> **YOUR GOAL**: Report every line in the listing below where the string "Python" shows up.

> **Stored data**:
+-------+

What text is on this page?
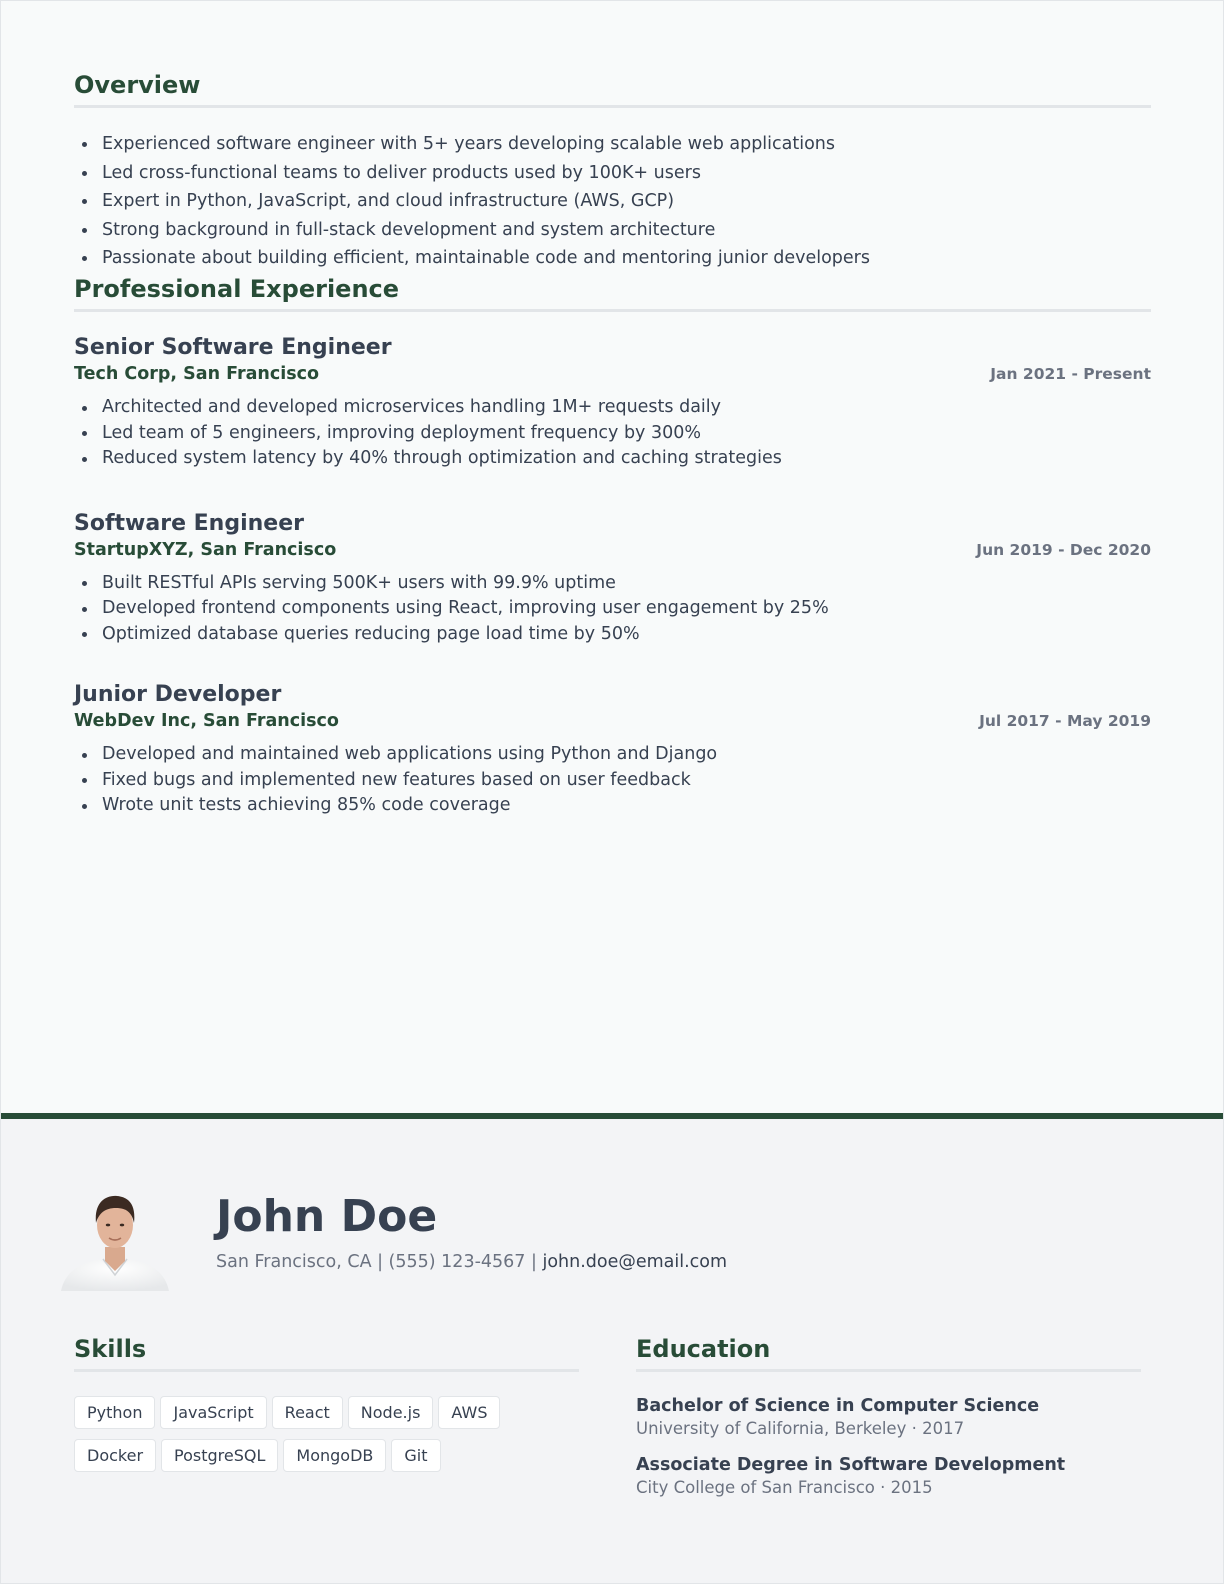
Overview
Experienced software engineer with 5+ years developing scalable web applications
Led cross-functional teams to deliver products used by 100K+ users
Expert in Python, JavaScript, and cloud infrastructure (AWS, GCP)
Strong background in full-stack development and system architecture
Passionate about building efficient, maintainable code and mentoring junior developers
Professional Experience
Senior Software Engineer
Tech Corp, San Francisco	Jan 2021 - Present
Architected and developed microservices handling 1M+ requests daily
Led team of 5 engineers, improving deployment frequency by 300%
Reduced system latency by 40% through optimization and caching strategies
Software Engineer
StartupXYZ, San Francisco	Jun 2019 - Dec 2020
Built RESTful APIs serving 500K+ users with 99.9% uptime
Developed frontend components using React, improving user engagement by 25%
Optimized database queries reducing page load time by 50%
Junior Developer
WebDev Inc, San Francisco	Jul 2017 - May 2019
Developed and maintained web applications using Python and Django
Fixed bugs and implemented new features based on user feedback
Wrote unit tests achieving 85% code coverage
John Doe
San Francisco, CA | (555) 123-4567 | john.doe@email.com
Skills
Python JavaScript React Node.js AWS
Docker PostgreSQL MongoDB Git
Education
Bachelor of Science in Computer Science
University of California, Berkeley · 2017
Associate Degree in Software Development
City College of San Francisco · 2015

+-------+

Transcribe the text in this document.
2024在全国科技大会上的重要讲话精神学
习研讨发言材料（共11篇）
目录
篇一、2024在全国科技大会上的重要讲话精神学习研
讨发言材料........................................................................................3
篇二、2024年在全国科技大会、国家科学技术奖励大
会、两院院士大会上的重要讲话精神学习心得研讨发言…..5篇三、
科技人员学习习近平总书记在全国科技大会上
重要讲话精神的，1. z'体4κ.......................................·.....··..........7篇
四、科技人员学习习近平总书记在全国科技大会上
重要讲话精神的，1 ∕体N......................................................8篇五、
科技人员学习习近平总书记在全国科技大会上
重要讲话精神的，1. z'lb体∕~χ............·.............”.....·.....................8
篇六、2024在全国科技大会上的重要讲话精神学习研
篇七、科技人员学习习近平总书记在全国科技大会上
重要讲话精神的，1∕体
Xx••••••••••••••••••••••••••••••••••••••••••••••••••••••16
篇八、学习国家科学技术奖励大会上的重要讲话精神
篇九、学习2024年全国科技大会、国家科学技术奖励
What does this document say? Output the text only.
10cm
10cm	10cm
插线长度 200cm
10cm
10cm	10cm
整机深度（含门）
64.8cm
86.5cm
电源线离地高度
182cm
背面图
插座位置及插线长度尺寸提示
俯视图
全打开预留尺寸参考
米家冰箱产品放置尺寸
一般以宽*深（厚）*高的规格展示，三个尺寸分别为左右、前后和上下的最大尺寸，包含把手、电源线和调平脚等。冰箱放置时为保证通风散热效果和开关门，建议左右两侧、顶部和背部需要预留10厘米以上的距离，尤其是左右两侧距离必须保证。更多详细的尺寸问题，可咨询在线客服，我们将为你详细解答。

+-------+

> **RESULT FOR THIS TASK**:
Expert in Python, JavaScript, and cloud infrastructure (AWS, GCP)
Developed and maintained web applications using Python and Django
Python JavaScript React Node.js AWS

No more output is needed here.